_Extracted entries_
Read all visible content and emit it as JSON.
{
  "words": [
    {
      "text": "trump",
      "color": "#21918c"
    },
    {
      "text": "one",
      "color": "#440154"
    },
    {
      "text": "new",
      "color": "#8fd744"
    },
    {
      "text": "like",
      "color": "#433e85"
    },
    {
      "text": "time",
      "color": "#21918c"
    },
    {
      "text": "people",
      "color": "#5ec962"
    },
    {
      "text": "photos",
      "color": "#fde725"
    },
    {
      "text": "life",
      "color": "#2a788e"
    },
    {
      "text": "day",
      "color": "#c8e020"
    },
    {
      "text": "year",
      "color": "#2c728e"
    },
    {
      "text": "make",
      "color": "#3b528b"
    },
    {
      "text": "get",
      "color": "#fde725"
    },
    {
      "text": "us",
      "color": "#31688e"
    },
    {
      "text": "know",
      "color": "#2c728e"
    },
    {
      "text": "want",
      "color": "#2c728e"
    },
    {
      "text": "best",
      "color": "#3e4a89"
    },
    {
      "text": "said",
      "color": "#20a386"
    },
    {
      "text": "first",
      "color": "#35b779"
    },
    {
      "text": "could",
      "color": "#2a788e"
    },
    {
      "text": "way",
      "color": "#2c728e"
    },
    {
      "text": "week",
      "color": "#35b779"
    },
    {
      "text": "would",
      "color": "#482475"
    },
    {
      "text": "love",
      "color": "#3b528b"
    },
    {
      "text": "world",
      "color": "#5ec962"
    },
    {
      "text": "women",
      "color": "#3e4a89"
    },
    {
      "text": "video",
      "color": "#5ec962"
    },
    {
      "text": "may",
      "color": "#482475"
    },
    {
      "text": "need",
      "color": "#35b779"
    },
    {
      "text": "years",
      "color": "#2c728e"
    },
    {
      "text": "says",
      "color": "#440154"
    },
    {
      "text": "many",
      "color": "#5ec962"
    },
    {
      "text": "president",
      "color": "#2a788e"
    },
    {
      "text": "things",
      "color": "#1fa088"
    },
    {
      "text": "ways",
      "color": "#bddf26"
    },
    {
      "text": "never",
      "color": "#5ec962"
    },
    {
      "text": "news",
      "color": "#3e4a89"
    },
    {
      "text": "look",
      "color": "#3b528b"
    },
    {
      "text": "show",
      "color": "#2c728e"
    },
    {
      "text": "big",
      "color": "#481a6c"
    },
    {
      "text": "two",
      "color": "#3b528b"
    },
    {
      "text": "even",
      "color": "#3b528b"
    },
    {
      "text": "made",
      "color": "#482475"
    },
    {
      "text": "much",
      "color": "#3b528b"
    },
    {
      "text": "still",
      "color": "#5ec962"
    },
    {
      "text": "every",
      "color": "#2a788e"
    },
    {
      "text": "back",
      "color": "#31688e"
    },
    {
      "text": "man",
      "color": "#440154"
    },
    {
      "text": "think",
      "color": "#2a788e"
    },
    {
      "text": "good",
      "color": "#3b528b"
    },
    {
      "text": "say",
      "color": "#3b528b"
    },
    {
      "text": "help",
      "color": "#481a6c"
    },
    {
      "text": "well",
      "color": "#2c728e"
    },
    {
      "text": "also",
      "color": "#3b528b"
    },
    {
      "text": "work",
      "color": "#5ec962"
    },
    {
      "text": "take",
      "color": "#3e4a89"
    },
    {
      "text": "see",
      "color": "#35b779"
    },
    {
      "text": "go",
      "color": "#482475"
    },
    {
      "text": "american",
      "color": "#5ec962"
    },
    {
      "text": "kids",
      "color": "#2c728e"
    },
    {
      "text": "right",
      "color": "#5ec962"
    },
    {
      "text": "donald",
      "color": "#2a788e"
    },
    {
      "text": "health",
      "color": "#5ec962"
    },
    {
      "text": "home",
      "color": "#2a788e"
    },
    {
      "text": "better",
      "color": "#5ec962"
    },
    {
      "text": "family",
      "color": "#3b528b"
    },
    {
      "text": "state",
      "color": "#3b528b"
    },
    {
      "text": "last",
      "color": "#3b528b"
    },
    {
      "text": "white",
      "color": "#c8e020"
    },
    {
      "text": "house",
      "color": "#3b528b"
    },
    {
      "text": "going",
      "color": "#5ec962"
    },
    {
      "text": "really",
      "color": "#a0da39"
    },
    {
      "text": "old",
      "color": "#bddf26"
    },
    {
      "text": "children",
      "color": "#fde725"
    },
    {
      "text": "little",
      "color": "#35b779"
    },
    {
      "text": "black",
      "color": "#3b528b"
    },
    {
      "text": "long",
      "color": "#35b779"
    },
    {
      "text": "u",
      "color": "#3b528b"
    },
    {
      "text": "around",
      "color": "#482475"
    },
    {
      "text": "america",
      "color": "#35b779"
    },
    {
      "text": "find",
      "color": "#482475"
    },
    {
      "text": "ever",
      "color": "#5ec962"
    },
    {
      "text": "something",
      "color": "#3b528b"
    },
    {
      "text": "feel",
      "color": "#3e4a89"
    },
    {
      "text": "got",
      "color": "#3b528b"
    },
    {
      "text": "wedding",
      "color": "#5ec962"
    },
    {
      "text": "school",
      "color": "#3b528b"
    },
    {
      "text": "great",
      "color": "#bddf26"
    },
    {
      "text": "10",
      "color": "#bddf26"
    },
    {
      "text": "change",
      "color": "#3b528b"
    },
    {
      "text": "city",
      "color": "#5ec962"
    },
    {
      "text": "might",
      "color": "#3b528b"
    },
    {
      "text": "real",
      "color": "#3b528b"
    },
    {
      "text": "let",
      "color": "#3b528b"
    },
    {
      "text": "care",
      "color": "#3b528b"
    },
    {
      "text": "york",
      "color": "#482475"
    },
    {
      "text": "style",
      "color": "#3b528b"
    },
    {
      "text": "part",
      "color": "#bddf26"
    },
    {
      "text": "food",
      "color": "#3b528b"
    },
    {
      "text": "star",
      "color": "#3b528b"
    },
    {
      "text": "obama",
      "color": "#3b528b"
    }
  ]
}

_What the exercise asks_
Copy out each line above, character for character.

_Result below_
Read all visible content and emit it as JSON.
{
  "words": [
    {
      "text": "trump",
      "color": "#21918c"
    },
    {
      "text": "one",
      "color": "#440154"
    },
    {
      "text": "new",
      "color": "#8fd744"
    },
    {
      "text": "like",
      "color": "#433e85"
    },
    {
      "text": "time",
      "color": "#21918c"
    },
    {
      "text": "people",
      "color": "#5ec962"
    },
    {
      "text": "photos",
      "color": "#fde725"
    },
    {
      "text": "life",
      "color": "#2a788e"
    },
    {
      "text": "day",
      "color": "#c8e020"
    },
    {
      "text": "year",
      "color": "#2c728e"
    },
    {
      "text": "make",
      "color": "#3b528b"
    },
    {
      "text": "get",
      "color": "#fde725"
    },
    {
      "text": "us",
      "color": "#31688e"
    },
    {
      "text": "know",
      "color": "#2c728e"
    },
    {
      "text": "want",
      "color": "#2c728e"
    },
    {
      "text": "best",
      "color": "#3e4a89"
    },
    {
      "text": "said",
      "color": "#20a386"
    },
    {
      "text": "first",
      "color": "#35b779"
    },
    {
      "text": "could",
      "color": "#2a788e"
    },
    {
      "text": "way",
      "color": "#2c728e"
    },
    {
      "text": "week",
      "color": "#35b779"
    },
    {
      "text": "would",
      "color": "#482475"
    },
    {
      "text": "love",
      "color": "#3b528b"
    },
    {
      "text": "world",
      "color": "#5ec962"
    },
    {
      "text": "women",
      "color": "#3e4a89"
    },
    {
      "text": "video",
      "color": "#5ec962"
    },
    {
      "text": "may",
      "color": "#482475"
    },
    {
      "text": "need",
      "color": "#35b779"
    },
    {
      "text": "years",
      "color": "#2c728e"
    },
    {
      "text": "says",
      "color": "#440154"
    },
    {
      "text": "many",
      "color": "#5ec962"
    },
    {
      "text": "president",
      "color": "#2a788e"
    },
    {
      "text": "things",
      "color": "#1fa088"
    },
    {
      "text": "ways",
      "color": "#bddf26"
    },
    {
      "text": "never",
      "color": "#5ec962"
    },
    {
      "text": "news",
      "color": "#3e4a89"
    },
    {
      "text": "look",
      "color": "#3b528b"
    },
    {
      "text": "show",
      "color": "#2c728e"
    },
    {
      "text": "big",
      "color": "#481a6c"
    },
    {
      "text": "two",
      "color": "#3b528b"
    },
    {
      "text": "even",
      "color": "#3b528b"
    },
    {
      "text": "made",
      "color": "#482475"
    },
    {
      "text": "much",
      "color": "#3b528b"
    },
    {
      "text": "still",
      "color": "#5ec962"
    },
    {
      "text": "every",
      "color": "#2a788e"
    },
    {
      "text": "back",
      "color": "#31688e"
    },
    {
      "text": "man",
      "color": "#440154"
    },
    {
      "text": "think",
      "color": "#2a788e"
    },
    {
      "text": "good",
      "color": "#3b528b"
    },
    {
      "text": "say",
      "color": "#3b528b"
    },
    {
      "text": "help",
      "color": "#481a6c"
    },
    {
      "text": "well",
      "color": "#2c728e"
    },
    {
      "text": "also",
      "color": "#3b528b"
    },
    {
      "text": "work",
      "color": "#5ec962"
    },
    {
      "text": "take",
      "color": "#3e4a89"
    },
    {
      "text": "see",
      "color": "#35b779"
    },
    {
      "text": "go",
      "color": "#482475"
    },
    {
      "text": "american",
      "color": "#5ec962"
    },
    {
      "text": "kids",
      "color": "#2c728e"
    },
    {
      "text": "right",
      "color": "#5ec962"
    },
    {
      "text": "donald",
      "color": "#2a788e"
    },
    {
      "text": "health",
      "color": "#5ec962"
    },
    {
      "text": "home",
      "color": "#2a788e"
    },
    {
      "text": "better",
      "color": "#5ec962"
    },
    {
      "text": "family",
      "color": "#3b528b"
    },
    {
      "text": "state",
      "color": "#3b528b"
    },
    {
      "text": "last",
      "color": "#3b528b"
    },
    {
      "text": "white",
      "color": "#c8e020"
    },
    {
      "text": "house",
      "color": "#3b528b"
    },
    {
      "text": "going",
      "color": "#5ec962"
    },
    {
      "text": "really",
      "color": "#a0da39"
    },
    {
      "text": "old",
      "color": "#bddf26"
    },
    {
      "text": "children",
      "color": "#fde725"
    },
    {
      "text": "little",
      "color": "#35b779"
    },
    {
      "text": "black",
      "color": "#3b528b"
    },
    {
      "text": "long",
      "color": "#35b779"
    },
    {
      "text": "u",
      "color": "#3b528b"
    },
    {
      "text": "around",
      "color": "#482475"
    },
    {
      "text": "america",
      "color": "#35b779"
    },
    {
      "text": "find",
      "color": "#482475"
    },
    {
      "text": "ever",
      "color": "#5ec962"
    },
    {
      "text": "something",
      "color": "#3b528b"
    },
    {
      "text": "feel",
      "color": "#3e4a89"
    },
    {
      "text": "got",
      "color": "#3b528b"
    },
    {
      "text": "wedding",
      "color": "#5ec962"
    },
    {
      "text": "school",
      "color": "#3b528b"
    },
    {
      "text": "great",
      "color": "#bddf26"
    },
    {
      "text": "10",
      "color": "#bddf26"
    },
    {
      "text": "change",
      "color": "#3b528b"
    },
    {
      "text": "city",
      "color": "#5ec962"
    },
    {
      "text": "might",
      "color": "#3b528b"
    },
    {
      "text": "real",
      "color": "#3b528b"
    },
    {
      "text": "let",
      "color": "#3b528b"
    },
    {
      "text": "care",
      "color": "#3b528b"
    },
    {
      "text": "york",
      "color": "#482475"
    },
    {
      "text": "style",
      "color": "#3b528b"
    },
    {
      "text": "part",
      "color": "#bddf26"
    },
    {
      "text": "food",
      "color": "#3b528b"
    },
    {
      "text": "star",
      "color": "#3b528b"
    },
    {
      "text": "obama",
      "color": "#3b528b"
    }
  ]
}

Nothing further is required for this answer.